* [Your goal] Gather all lines containing the string "JSON" and copy them out.

━━━━━ Records for the exercise

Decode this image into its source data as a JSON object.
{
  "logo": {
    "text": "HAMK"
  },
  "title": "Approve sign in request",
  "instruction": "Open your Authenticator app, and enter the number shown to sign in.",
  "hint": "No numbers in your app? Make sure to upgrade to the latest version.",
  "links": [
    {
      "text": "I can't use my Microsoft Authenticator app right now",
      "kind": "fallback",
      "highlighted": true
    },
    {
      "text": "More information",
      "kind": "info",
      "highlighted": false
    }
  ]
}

━━━━━━━━━━
━━━━━ Records for the exercise

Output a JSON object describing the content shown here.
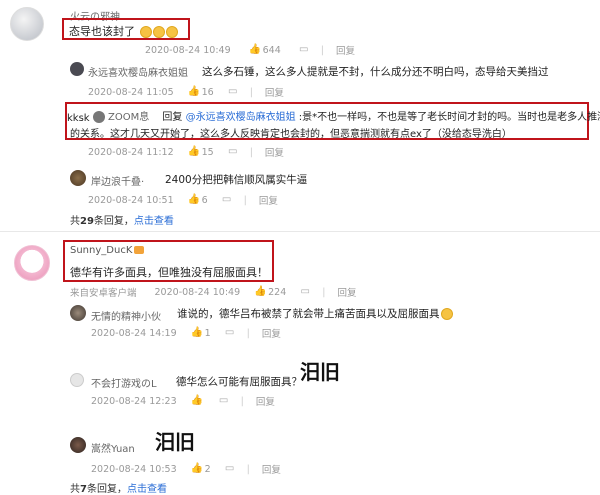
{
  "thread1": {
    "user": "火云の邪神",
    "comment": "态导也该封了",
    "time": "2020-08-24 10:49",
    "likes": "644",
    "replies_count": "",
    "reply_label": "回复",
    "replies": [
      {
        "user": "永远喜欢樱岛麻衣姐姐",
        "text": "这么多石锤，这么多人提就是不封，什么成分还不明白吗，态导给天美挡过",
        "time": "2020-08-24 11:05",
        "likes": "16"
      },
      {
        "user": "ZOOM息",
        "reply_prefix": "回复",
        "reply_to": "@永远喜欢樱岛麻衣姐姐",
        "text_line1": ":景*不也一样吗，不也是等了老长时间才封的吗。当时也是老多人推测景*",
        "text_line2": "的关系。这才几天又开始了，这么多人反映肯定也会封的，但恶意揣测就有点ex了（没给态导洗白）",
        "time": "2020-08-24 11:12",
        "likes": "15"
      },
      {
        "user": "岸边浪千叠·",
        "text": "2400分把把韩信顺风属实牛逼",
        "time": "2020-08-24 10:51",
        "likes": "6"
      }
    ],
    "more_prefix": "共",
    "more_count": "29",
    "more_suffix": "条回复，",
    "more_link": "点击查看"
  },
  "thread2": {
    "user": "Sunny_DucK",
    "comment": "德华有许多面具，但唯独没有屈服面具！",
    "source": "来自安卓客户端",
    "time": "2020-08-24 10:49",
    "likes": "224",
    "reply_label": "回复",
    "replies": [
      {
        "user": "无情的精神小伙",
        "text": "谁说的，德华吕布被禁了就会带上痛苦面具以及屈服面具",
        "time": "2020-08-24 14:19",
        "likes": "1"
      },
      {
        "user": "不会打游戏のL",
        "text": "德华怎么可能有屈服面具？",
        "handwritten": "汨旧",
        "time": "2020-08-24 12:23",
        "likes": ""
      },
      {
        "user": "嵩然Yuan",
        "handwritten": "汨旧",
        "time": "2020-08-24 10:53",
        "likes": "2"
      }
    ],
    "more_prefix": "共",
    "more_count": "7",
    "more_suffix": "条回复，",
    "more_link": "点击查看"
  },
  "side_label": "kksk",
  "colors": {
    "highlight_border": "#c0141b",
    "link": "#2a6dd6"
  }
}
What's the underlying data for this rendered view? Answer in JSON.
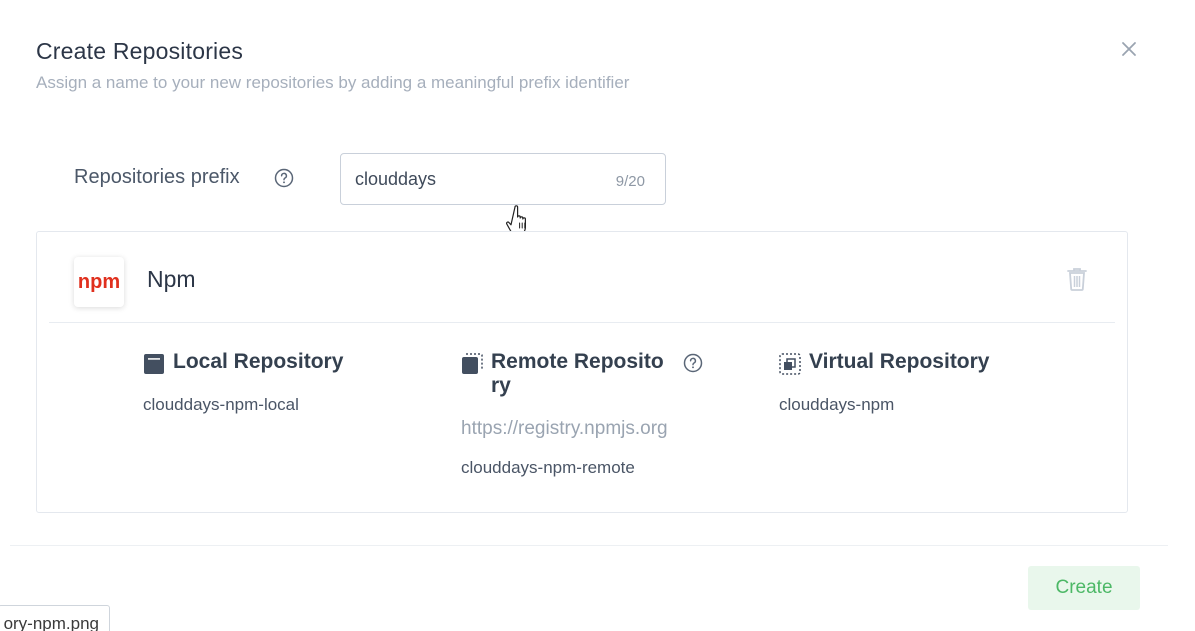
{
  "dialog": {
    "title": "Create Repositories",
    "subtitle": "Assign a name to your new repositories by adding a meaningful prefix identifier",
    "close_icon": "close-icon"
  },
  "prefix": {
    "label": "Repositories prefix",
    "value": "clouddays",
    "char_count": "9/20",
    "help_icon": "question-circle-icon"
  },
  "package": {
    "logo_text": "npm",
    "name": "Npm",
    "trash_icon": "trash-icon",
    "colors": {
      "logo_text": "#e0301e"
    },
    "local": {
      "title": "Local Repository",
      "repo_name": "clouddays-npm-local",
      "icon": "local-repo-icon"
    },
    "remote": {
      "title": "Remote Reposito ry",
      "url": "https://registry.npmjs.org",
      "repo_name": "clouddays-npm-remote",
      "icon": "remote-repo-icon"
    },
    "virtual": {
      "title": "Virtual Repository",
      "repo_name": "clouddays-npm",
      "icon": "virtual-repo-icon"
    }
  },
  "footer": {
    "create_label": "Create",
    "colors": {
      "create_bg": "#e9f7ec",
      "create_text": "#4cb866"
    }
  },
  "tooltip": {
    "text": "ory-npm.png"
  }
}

━━━━━━━━━━

* [Task solution]
Decode this image into its source data as a JSON object.
Output a JSON object describing the content shown here.
What's the underlying data for this rendered view? Answer in JSON.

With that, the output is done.